* [Task to complete]: Your answer should be a single number: the count of lines that include "бюджетов".

[Records contained in a dataset]

····················

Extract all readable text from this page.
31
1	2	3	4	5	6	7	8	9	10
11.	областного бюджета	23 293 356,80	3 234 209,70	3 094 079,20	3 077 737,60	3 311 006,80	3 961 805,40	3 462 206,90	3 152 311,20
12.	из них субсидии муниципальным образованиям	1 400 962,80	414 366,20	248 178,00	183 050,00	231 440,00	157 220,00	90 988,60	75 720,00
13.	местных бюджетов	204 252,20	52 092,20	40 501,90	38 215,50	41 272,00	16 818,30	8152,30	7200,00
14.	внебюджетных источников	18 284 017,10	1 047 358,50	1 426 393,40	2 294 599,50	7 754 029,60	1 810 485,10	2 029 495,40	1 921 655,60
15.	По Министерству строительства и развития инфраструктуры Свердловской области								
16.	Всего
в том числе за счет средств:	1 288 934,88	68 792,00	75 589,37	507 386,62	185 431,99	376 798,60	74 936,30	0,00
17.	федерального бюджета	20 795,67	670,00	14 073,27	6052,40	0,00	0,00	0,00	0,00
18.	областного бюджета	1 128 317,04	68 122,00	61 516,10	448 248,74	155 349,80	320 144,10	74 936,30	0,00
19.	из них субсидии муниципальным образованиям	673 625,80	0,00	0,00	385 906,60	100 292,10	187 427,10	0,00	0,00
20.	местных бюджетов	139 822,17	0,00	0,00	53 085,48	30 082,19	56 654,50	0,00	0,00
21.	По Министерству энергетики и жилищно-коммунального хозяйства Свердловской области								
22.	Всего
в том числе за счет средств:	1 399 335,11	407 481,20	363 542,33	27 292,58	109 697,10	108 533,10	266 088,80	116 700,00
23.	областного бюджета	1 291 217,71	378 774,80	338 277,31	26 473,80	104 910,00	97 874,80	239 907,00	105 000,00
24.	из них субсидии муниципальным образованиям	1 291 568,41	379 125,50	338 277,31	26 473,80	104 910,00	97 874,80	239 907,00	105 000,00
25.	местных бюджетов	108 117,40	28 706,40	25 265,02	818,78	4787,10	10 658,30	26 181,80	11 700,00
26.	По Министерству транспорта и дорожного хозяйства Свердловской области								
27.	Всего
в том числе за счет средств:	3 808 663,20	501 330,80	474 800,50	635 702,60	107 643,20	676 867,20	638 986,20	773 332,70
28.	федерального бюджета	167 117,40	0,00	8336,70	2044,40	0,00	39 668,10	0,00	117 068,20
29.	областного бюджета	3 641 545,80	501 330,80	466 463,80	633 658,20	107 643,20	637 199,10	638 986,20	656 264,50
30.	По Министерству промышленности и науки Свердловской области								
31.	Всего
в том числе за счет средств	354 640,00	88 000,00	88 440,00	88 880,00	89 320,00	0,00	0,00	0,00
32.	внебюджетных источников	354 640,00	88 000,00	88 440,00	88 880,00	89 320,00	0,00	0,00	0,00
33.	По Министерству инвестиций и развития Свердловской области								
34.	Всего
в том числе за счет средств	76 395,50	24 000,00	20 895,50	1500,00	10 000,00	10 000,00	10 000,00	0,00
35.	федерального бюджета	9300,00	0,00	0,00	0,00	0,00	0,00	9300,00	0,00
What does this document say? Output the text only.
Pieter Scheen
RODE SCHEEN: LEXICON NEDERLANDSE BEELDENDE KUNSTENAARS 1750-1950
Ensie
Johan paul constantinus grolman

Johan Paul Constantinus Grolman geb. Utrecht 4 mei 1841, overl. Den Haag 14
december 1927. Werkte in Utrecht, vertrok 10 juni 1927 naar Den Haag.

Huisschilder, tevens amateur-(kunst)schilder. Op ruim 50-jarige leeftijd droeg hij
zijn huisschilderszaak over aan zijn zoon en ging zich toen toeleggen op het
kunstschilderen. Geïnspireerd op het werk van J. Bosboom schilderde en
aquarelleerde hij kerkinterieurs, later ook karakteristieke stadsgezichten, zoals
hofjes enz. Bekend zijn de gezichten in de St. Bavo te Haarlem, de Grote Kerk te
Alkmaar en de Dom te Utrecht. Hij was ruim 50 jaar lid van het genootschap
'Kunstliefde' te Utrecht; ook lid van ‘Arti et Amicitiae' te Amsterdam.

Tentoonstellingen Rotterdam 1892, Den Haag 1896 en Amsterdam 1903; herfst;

····················

* [Task response]: 3